WRITTEN PROBLEM ::
Render every line of the items below as a Markdown table with two columns, Row for the row number and Line for the line itself, skipping blank lines and leaving out the pictures.

INPUT ROWS ::
——————————

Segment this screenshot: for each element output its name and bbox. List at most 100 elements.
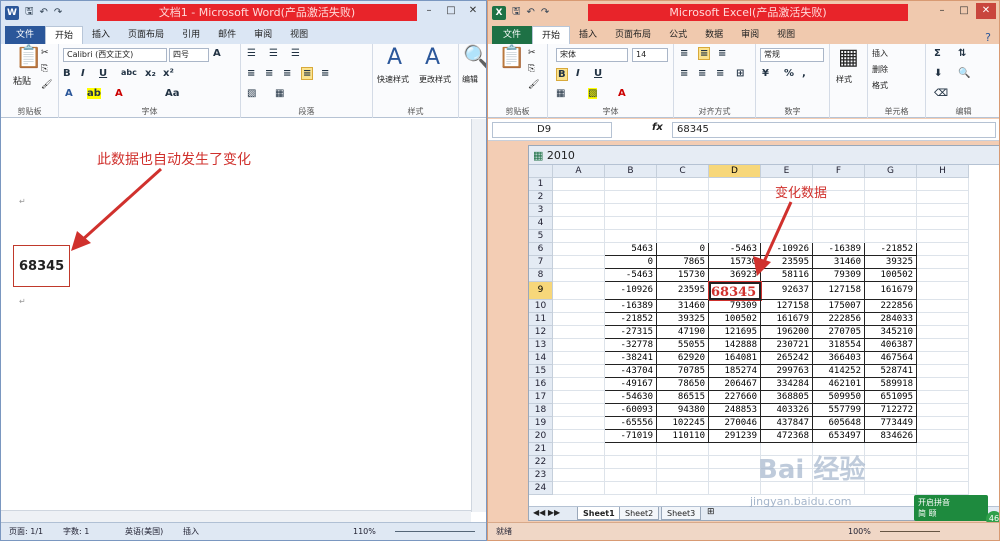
align-right-icon[interactable]: ≡ <box>283 68 291 79</box>
excel-redo-icon[interactable]: ↷ <box>541 7 549 18</box>
shading-icon[interactable]: ▧ <box>247 88 256 99</box>
excel-copy-icon[interactable]: ⎘ <box>528 64 535 74</box>
excel-underline-icon[interactable]: U <box>594 68 602 79</box>
excel-tab-review[interactable]: 审阅 <box>732 26 768 44</box>
fx-icon[interactable]: fx <box>652 122 663 133</box>
highlight-icon[interactable]: ab <box>87 88 101 99</box>
copy-icon[interactable]: ⎘ <box>41 64 48 74</box>
excel-format-painter-icon[interactable]: 🖌 <box>528 80 539 90</box>
excel-undo-icon[interactable]: ↶ <box>527 7 535 18</box>
tab-insert[interactable]: 插入 <box>83 26 119 44</box>
cut-icon[interactable]: ✂ <box>41 48 49 58</box>
excel-align-right-icon[interactable]: ≡ <box>716 68 724 79</box>
word-count[interactable]: 字数: 1 <box>63 523 89 540</box>
bottom-align-icon[interactable]: ≡ <box>718 48 726 59</box>
excel-borders-icon[interactable]: ▦ <box>556 88 565 99</box>
change-styles-icon[interactable]: A <box>425 46 440 70</box>
excel-tab-view[interactable]: 视图 <box>768 26 804 44</box>
middle-align-icon[interactable]: ≡ <box>698 47 711 60</box>
tab-page-layout[interactable]: 页面布局 <box>119 26 173 44</box>
help-icon[interactable]: ? <box>985 31 999 44</box>
align-left-icon[interactable]: ≡ <box>247 68 255 79</box>
insert-cells-button[interactable]: 插入 <box>872 48 888 59</box>
document-page[interactable]: 此数据也自动发生了变化 68345 ↵ ↵ <box>1 119 471 512</box>
excel-close-icon[interactable]: ✕ <box>976 3 996 19</box>
subscript-icon[interactable]: x₂ <box>145 68 156 79</box>
font-color-icon[interactable]: A <box>115 88 123 99</box>
excel-zoom-level[interactable]: 100% <box>848 523 871 540</box>
bold-icon[interactable]: B <box>63 68 71 79</box>
editing-button[interactable]: 编辑 <box>462 74 478 85</box>
excel-align-left-icon[interactable]: ≡ <box>680 68 688 79</box>
tab-references[interactable]: 引用 <box>173 26 209 44</box>
language[interactable]: 英语(美国) <box>125 523 163 540</box>
sheet-tab-2[interactable]: Sheet2 <box>619 507 660 520</box>
fill-icon[interactable]: ⬇ <box>934 68 942 79</box>
tab-mailings[interactable]: 邮件 <box>209 26 245 44</box>
superscript-icon[interactable]: x² <box>163 68 174 79</box>
find-icon[interactable]: 🔍 <box>463 46 486 70</box>
maximize-icon[interactable]: □ <box>441 3 461 19</box>
close-icon[interactable]: ✕ <box>463 3 483 19</box>
borders-icon[interactable]: ▦ <box>275 88 284 99</box>
distributed-icon[interactable]: ≡ <box>321 68 329 79</box>
clear-icon[interactable]: ⌫ <box>934 88 948 99</box>
merge-icon[interactable]: ⊞ <box>736 68 744 79</box>
numbering-icon[interactable]: ☰ <box>269 48 278 59</box>
strikethrough-icon[interactable]: abc <box>121 68 137 77</box>
number-format-select[interactable]: 常规 <box>760 48 824 62</box>
font-name-select[interactable]: Calibri (西文正文) <box>63 48 167 62</box>
excel-font-name-select[interactable]: 宋体 <box>556 48 628 62</box>
tab-file[interactable]: 文件 <box>5 26 46 44</box>
excel-tab-formulas[interactable]: 公式 <box>660 26 696 44</box>
save-icon[interactable]: 🖫 <box>25 4 34 21</box>
excel-tab-insert[interactable]: 插入 <box>570 26 606 44</box>
cell-styles-icon[interactable]: ▦ <box>838 46 859 70</box>
format-cells-button[interactable]: 格式 <box>872 80 888 91</box>
bullets-icon[interactable]: ☰ <box>247 48 256 59</box>
word-app-icon[interactable]: W <box>5 5 19 20</box>
change-case-icon[interactable]: Aa <box>165 88 180 99</box>
sheet-tab-3[interactable]: Sheet3 <box>661 507 702 520</box>
excel-tab-file[interactable]: 文件 <box>492 26 533 44</box>
word-vertical-scrollbar[interactable] <box>471 119 486 512</box>
font-size-select[interactable]: 四号 <box>169 48 209 62</box>
tab-home[interactable]: 开始 <box>45 26 84 44</box>
top-align-icon[interactable]: ≡ <box>680 48 688 59</box>
excel-tab-home[interactable]: 开始 <box>532 26 571 44</box>
word-zoom-slider[interactable] <box>395 531 475 532</box>
multilevel-list-icon[interactable]: ☰ <box>291 48 300 59</box>
percent-icon[interactable]: % <box>784 68 794 79</box>
excel-tab-data[interactable]: 数据 <box>696 26 732 44</box>
excel-maximize-icon[interactable]: □ <box>954 3 974 19</box>
excel-italic-icon[interactable]: I <box>576 68 580 79</box>
excel-fill-icon[interactable]: ▧ <box>588 88 598 99</box>
quick-styles-button[interactable]: 快速样式 <box>377 74 409 85</box>
formula-input[interactable]: 68345 <box>672 122 996 138</box>
new-sheet-icon[interactable]: ⊞ <box>707 507 715 517</box>
insert-mode[interactable]: 插入 <box>183 523 199 540</box>
paste-icon[interactable]: 📋 <box>15 46 42 70</box>
minimize-icon[interactable]: – <box>419 3 439 19</box>
excel-save-icon[interactable]: 🖫 <box>512 4 521 21</box>
name-box[interactable]: D9 <box>492 122 612 138</box>
page-count[interactable]: 页面: 1/1 <box>9 523 43 540</box>
autosum-icon[interactable]: Σ <box>934 48 941 59</box>
excel-cut-icon[interactable]: ✂ <box>528 48 536 58</box>
excel-zoom-slider[interactable] <box>880 531 940 532</box>
undo-icon[interactable]: ↶ <box>40 7 48 18</box>
quick-styles-icon[interactable]: A <box>387 46 402 70</box>
justify-icon[interactable]: ≡ <box>301 67 314 80</box>
redo-icon[interactable]: ↷ <box>54 7 62 18</box>
word-zoom-level[interactable]: 110% <box>353 523 376 540</box>
sheet-tab-1[interactable]: Sheet1 <box>577 507 621 520</box>
align-center-icon[interactable]: ≡ <box>265 68 273 79</box>
ime-badge[interactable]: 开启拼音 简 颐 <box>914 495 988 521</box>
comma-icon[interactable]: , <box>802 68 806 79</box>
excel-font-color-icon[interactable]: A <box>618 88 626 99</box>
excel-font-size-select[interactable]: 14 <box>632 48 668 62</box>
excel-app-icon[interactable]: X <box>492 5 506 20</box>
tab-view[interactable]: 视图 <box>281 26 317 44</box>
excel-align-center-icon[interactable]: ≡ <box>698 68 706 79</box>
sort-filter-icon[interactable]: ⇅ <box>958 48 966 59</box>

——————————

SOLVED PROBLEM ::
| Row | Line |
|---|---|
| 1 | Segment this screenshot: for each element output its name and bbox. List at most 100 elements. |
| 2 | align-right-icon[interactable]: ≡ <box>283 68 291 79</box> |
| 3 | excel-redo-icon[interactable]: ↷ <box>541 7 549 18</box> |
| 4 | shading-icon[interactable]: ▧ <box>247 88 256 99</box> |
| 5 | excel-copy-icon[interactable]: ⎘ <box>528 64 535 74</box> |
| 6 | excel-underline-icon[interactable]: U <box>594 68 602 79</box> |
| 7 | excel-tab-review[interactable]: 审阅 <box>732 26 768 44</box> |
| 8 | fx-icon[interactable]: fx <box>652 122 663 133</box> |
| 9 | highlight-icon[interactable]: ab <box>87 88 101 99</box> |
| 10 | copy-icon[interactable]: ⎘ <box>41 64 48 74</box> |
| 11 | excel-format-painter-icon[interactable]: 🖌 <box>528 80 539 90</box> |
| 12 | excel-undo-icon[interactable]: ↶ <box>527 7 535 18</box> |
| 13 | tab-insert[interactable]: 插入 <box>83 26 119 44</box> |
| 14 | cut-icon[interactable]: ✂ <box>41 48 49 58</box> |
| 15 | excel-align-right-icon[interactable]: ≡ <box>716 68 724 79</box> |
| 16 | word-count[interactable]: 字数: 1 <box>63 523 89 540</box> |
| 17 | bottom-align-icon[interactable]: ≡ <box>718 48 726 59</box> |
| 18 | excel-borders-icon[interactable]: ▦ <box>556 88 565 99</box> |
| 19 | change-styles-icon[interactable]: A <box>425 46 440 70</box> |
| 20 | excel-tab-view[interactable]: 视图 <box>768 26 804 44</box> |
| 21 | middle-align-icon[interactable]: ≡ <box>698 47 711 60</box> |
| 22 | tab-page-layout[interactable]: 页面布局 <box>119 26 173 44</box> |
| 23 | help-icon[interactable]: ? <box>985 31 999 44</box> |
| 24 | align-left-icon[interactable]: ≡ <box>247 68 255 79</box> |
| 25 | insert-cells-button[interactable]: 插入 <box>872 48 888 59</box> |
| 26 | document-page[interactable]: 此数据也自动发生了变化 68345 ↵ ↵ <box>1 119 471 512</box> |
| 27 | excel-close-icon[interactable]: ✕ <box>976 3 996 19</box> |
| 28 | subscript-icon[interactable]: x₂ <box>145 68 156 79</box> |
| 29 | font-color-icon[interactable]: A <box>115 88 123 99</box> |
| 30 | excel-zoom-level[interactable]: 100% <box>848 523 871 540</box> |
| 31 | bold-icon[interactable]: B <box>63 68 71 79</box> |
| 32 | editing-button[interactable]: 编辑 <box>462 74 478 85</box> |
| 33 | excel-align-left-icon[interactable]: ≡ <box>680 68 688 79</box> |
| 34 | tab-references[interactable]: 引用 <box>173 26 209 44</box> |
| 35 | language[interactable]: 英语(美国) <box>125 523 163 540</box> |
| 36 | sheet-tab-2[interactable]: Sheet2 <box>619 507 660 520</box> |
| 37 | fill-icon[interactable]: ⬇ <box>934 68 942 79</box> |
| 38 | tab-mailings[interactable]: 邮件 <box>209 26 245 44</box> |
| 39 | superscript-icon[interactable]: x² <box>163 68 174 79</box> |
| 40 | find-icon[interactable]: 🔍 <box>463 46 486 70</box> |
| 41 | maximize-icon[interactable]: □ <box>441 3 461 19</box> |
| 42 | close-icon[interactable]: ✕ <box>463 3 483 19</box> |
| 43 | borders-icon[interactable]: ▦ <box>275 88 284 99</box> |
| 44 | distributed-icon[interactable]: ≡ <box>321 68 329 79</box> |
| 45 | clear-icon[interactable]: ⌫ <box>934 88 948 99</box> |
| 46 | merge-icon[interactable]: ⊞ <box>736 68 744 79</box> |
| 47 | numbering-icon[interactable]: ☰ <box>269 48 278 59</box> |
| 48 | strikethrough-icon[interactable]: abc <box>121 68 137 77</box> |
| 49 | number-format-select[interactable]: 常规 <box>760 48 824 62</box> |
| 50 | font-name-select[interactable]: Calibri (西文正文) <box>63 48 167 62</box> |
| 51 | excel-font-name-select[interactable]: 宋体 <box>556 48 628 62</box> |
| 52 | tab-file[interactable]: 文件 <box>5 26 46 44</box> |
| 53 | excel-tab-formulas[interactable]: 公式 <box>660 26 696 44</box> |
| 54 | save-icon[interactable]: 🖫 <box>25 4 34 21</box> |
| 55 | excel-tab-insert[interactable]: 插入 <box>570 26 606 44</box> |
| 56 | cell-styles-icon[interactable]: ▦ <box>838 46 859 70</box> |
| 57 | format-cells-button[interactable]: 格式 <box>872 80 888 91</box> |
| 58 | bullets-icon[interactable]: ☰ <box>247 48 256 59</box> |
| 59 | word-app-icon[interactable]: W <box>5 5 19 20</box> |
| 60 | change-case-icon[interactable]: Aa <box>165 88 180 99</box> |
| 61 | sheet-tab-3[interactable]: Sheet3 <box>661 507 702 520</box> |
| 62 | excel-tab-file[interactable]: 文件 <box>492 26 533 44</box> |
| 63 | word-vertical-scrollbar[interactable] <box>471 119 486 512</box> |
| 64 | font-size-select[interactable]: 四号 <box>169 48 209 62</box> |
| 65 | tab-home[interactable]: 开始 <box>45 26 84 44</box> |
| 66 | top-align-icon[interactable]: ≡ <box>680 48 688 59</box> |
| 67 | excel-tab-home[interactable]: 开始 <box>532 26 571 44</box> |
| 68 | word-zoom-slider[interactable] <box>395 531 475 532</box> |
| 69 | multilevel-list-icon[interactable]: ☰ <box>291 48 300 59</box> |
| 70 | percent-icon[interactable]: % <box>784 68 794 79</box> |
| 71 | excel-tab-data[interactable]: 数据 <box>696 26 732 44</box> |
| 72 | excel-maximize-icon[interactable]: □ <box>954 3 974 19</box> |
| 73 | excel-italic-icon[interactable]: I <box>576 68 580 79</box> |
| 74 | excel-fill-icon[interactable]: ▧ <box>588 88 598 99</box> |
| 75 | quick-styles-button[interactable]: 快速样式 <box>377 74 409 85</box> |
| 76 | formula-input[interactable]: 68345 <box>672 122 996 138</box> |
| 77 | new-sheet-icon[interactable]: ⊞ <box>707 507 715 517</box> |
| 78 | insert-mode[interactable]: 插入 <box>183 523 199 540</box> |
| 79 | paste-icon[interactable]: 📋 <box>15 46 42 70</box> |
| 80 | minimize-icon[interactable]: – <box>419 3 439 19</box> |
| 81 | excel-save-icon[interactable]: 🖫 <box>512 4 521 21</box> |
| 82 | name-box[interactable]: D9 <box>492 122 612 138</box> |
| 83 | page-count[interactable]: 页面: 1/1 <box>9 523 43 540</box> |
| 84 | autosum-icon[interactable]: Σ <box>934 48 941 59</box> |
| 85 | excel-cut-icon[interactable]: ✂ <box>528 48 536 58</box> |
| 86 | excel-zoom-slider[interactable] <box>880 531 940 532</box> |
| 87 | undo-icon[interactable]: ↶ <box>40 7 48 18</box> |
| 88 | quick-styles-icon[interactable]: A <box>387 46 402 70</box> |
| 89 | justify-icon[interactable]: ≡ <box>301 67 314 80</box> |
| 90 | redo-icon[interactable]: ↷ <box>54 7 62 18</box> |
| 91 | word-zoom-level[interactable]: 110% <box>353 523 376 540</box> |
| 92 | sheet-tab-1[interactable]: Sheet1 <box>577 507 621 520</box> |
| 93 | align-center-icon[interactable]: ≡ <box>265 68 273 79</box> |
| 94 | ime-badge[interactable]: 开启拼音 简 颐 <box>914 495 988 521</box> |
| 95 | comma-icon[interactable]: , <box>802 68 806 79</box> |
| 96 | excel-font-color-icon[interactable]: A <box>618 88 626 99</box> |
| 97 | excel-font-size-select[interactable]: 14 <box>632 48 668 62</box> |
| 98 | excel-app-icon[interactable]: X <box>492 5 506 20</box> |
| 99 | tab-view[interactable]: 视图 <box>281 26 317 44</box> |
| 100 | excel-align-center-icon[interactable]: ≡ <box>698 68 706 79</box> |
| 101 | sort-filter-icon[interactable]: ⇅ <box>958 48 966 59</box> |